Items from a figure collection:
###

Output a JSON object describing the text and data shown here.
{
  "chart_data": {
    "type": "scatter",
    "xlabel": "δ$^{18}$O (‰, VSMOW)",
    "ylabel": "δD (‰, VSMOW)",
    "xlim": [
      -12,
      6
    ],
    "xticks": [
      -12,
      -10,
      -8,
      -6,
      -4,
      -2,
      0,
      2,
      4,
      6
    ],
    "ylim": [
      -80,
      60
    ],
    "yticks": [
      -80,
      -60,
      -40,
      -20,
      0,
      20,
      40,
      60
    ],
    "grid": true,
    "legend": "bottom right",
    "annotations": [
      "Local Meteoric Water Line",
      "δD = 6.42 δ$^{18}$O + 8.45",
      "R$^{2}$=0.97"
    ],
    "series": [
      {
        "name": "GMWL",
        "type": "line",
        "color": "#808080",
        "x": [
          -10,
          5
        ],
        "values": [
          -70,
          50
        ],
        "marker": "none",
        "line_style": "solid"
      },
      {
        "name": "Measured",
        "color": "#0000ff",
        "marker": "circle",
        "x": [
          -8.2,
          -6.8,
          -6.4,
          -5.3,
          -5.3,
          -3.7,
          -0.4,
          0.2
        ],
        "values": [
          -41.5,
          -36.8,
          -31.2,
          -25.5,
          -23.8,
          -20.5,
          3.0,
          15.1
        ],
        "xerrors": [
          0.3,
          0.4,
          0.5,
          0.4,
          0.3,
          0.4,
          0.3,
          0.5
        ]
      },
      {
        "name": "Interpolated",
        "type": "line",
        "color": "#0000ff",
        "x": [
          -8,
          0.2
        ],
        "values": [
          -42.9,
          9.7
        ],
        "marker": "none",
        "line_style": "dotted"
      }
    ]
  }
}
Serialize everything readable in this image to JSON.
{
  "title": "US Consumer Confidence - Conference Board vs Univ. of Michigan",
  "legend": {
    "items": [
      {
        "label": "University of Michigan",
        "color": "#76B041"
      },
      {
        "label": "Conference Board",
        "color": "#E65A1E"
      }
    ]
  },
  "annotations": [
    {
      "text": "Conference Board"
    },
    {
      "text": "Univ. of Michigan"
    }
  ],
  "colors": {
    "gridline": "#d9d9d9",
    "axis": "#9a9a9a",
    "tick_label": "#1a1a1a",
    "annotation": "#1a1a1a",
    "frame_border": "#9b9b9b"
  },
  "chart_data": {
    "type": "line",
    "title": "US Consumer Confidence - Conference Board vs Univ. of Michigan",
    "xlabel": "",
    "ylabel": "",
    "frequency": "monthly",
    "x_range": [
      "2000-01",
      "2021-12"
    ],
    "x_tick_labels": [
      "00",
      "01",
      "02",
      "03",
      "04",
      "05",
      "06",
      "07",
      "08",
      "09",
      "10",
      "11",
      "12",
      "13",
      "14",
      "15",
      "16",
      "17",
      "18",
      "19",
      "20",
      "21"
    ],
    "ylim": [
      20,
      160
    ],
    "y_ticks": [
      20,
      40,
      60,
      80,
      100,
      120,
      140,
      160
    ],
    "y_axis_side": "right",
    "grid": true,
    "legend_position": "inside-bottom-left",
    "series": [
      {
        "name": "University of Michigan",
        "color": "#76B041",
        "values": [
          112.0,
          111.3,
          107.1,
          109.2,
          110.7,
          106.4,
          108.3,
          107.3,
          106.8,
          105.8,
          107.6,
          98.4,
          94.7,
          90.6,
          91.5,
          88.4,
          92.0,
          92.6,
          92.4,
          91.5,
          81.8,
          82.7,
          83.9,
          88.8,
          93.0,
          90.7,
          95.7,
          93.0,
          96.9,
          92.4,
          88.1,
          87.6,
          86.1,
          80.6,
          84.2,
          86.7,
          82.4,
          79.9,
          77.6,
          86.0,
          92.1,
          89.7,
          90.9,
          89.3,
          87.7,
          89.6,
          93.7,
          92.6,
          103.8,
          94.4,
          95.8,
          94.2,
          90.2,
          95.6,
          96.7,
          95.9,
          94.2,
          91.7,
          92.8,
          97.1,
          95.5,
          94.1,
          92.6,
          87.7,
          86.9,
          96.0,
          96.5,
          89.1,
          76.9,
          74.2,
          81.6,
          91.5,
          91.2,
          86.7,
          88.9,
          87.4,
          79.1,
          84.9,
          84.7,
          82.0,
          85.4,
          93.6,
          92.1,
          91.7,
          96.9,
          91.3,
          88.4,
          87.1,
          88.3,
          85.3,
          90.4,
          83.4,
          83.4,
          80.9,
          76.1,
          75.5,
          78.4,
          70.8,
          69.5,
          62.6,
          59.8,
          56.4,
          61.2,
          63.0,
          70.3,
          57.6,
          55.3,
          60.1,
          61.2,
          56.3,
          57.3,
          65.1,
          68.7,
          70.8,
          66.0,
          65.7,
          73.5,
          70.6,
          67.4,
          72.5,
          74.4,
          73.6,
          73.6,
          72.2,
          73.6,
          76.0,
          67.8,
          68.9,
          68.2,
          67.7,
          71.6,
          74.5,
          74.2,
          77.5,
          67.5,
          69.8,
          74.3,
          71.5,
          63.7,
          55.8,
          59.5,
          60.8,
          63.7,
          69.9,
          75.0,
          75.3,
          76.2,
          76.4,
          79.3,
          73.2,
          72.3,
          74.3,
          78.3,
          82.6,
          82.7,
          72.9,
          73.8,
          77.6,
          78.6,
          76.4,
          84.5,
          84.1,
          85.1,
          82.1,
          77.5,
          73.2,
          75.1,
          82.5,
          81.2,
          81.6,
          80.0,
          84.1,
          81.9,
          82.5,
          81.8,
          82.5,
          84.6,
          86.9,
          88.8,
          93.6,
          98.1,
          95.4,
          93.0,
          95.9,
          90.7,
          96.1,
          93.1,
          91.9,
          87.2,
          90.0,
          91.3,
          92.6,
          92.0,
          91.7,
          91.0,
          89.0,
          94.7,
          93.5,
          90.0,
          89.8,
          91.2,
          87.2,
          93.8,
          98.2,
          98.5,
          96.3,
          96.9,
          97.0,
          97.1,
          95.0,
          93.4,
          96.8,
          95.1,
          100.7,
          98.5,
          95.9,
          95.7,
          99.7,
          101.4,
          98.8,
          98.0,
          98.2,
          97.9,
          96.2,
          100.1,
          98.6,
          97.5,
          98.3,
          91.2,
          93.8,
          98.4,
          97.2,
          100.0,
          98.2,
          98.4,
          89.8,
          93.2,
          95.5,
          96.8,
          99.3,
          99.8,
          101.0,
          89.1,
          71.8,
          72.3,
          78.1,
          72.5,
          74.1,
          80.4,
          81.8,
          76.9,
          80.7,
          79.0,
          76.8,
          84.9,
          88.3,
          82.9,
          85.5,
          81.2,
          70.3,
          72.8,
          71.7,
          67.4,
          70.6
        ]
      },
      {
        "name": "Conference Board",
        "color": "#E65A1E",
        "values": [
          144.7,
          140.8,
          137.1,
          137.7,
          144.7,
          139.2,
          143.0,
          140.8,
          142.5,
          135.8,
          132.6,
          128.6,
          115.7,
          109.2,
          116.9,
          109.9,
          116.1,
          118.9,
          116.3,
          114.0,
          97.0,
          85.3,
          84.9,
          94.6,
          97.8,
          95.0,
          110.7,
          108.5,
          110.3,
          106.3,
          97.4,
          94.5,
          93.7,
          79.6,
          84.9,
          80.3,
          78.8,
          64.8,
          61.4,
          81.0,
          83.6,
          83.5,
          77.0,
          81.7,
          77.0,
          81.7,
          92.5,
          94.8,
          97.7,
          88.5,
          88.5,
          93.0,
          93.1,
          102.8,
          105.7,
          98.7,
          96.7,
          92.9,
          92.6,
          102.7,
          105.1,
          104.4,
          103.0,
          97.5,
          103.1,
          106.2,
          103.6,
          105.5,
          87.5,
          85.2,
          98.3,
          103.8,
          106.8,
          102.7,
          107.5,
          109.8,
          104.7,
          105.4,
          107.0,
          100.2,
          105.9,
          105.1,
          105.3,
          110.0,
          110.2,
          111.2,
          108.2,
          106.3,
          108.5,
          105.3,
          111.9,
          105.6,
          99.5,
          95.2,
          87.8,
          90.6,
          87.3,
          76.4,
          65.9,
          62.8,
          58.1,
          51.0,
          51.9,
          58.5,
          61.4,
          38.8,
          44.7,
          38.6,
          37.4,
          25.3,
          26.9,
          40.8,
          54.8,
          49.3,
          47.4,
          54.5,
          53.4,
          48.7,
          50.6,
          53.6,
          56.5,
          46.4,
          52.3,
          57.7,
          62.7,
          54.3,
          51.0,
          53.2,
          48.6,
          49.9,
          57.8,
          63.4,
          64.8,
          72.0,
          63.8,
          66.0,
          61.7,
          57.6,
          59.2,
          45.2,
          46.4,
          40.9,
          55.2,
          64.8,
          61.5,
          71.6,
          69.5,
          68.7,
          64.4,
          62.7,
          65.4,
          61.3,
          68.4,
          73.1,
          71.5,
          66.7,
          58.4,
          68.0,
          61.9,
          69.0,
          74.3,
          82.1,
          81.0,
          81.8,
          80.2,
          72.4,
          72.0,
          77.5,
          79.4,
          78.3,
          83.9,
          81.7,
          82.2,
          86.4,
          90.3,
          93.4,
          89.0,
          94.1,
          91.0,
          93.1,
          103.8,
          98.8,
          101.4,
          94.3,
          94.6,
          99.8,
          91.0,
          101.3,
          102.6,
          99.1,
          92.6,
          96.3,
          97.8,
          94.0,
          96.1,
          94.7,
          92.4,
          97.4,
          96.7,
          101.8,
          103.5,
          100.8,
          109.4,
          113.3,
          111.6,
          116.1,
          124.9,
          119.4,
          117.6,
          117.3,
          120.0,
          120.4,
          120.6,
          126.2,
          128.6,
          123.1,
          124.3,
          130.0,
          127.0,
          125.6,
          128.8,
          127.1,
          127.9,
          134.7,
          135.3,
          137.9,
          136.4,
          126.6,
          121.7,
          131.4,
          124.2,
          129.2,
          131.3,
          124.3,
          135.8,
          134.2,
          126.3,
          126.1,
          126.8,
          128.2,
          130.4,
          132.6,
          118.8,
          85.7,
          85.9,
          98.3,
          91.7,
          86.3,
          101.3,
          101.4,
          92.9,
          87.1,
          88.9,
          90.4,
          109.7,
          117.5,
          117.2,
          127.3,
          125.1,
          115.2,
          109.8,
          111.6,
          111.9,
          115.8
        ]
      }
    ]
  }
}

###

What to do: In the entries above, find each line with the string "Confidence" and copy it.

The answer:
  "title": "US Consumer Confidence - Conference Board vs Univ. of Michigan",
    "title": "US Consumer Confidence - Conference Board vs Univ. of Michigan",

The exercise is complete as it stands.